[Data records]
+++

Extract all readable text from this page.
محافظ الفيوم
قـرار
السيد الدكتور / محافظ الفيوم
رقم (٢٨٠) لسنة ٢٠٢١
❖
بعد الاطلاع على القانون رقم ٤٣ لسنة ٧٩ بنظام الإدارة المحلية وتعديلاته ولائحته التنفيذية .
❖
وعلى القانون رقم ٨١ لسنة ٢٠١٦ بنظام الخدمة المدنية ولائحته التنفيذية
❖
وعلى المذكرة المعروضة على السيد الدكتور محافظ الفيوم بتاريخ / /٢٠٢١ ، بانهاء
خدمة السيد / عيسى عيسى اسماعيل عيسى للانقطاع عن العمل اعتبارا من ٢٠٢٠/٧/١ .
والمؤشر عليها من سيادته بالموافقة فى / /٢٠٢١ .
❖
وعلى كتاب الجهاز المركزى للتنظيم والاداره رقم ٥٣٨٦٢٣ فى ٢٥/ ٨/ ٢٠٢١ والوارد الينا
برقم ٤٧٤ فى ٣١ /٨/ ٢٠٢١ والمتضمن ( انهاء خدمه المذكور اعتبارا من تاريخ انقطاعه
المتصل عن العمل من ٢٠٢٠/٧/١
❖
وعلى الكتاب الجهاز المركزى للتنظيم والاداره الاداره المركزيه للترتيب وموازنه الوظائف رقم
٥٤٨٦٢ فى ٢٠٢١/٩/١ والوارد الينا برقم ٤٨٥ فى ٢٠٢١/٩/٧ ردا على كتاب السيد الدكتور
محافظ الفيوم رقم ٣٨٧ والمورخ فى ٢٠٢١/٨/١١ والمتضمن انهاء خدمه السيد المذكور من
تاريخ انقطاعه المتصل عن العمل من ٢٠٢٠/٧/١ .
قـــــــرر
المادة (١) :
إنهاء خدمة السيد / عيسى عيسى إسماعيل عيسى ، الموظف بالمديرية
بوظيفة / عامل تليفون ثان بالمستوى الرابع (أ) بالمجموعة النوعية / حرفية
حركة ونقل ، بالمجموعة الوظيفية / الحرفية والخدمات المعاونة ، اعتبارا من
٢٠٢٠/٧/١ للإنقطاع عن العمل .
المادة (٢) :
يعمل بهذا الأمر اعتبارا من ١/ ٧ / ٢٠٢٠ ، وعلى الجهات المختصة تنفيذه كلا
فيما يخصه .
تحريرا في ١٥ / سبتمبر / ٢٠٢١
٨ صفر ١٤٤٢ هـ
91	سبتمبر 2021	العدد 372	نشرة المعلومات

+++

## Brief
Go through the material above and count the lines that contain "بالمجموعة"; answer with the number alone.

## Response
2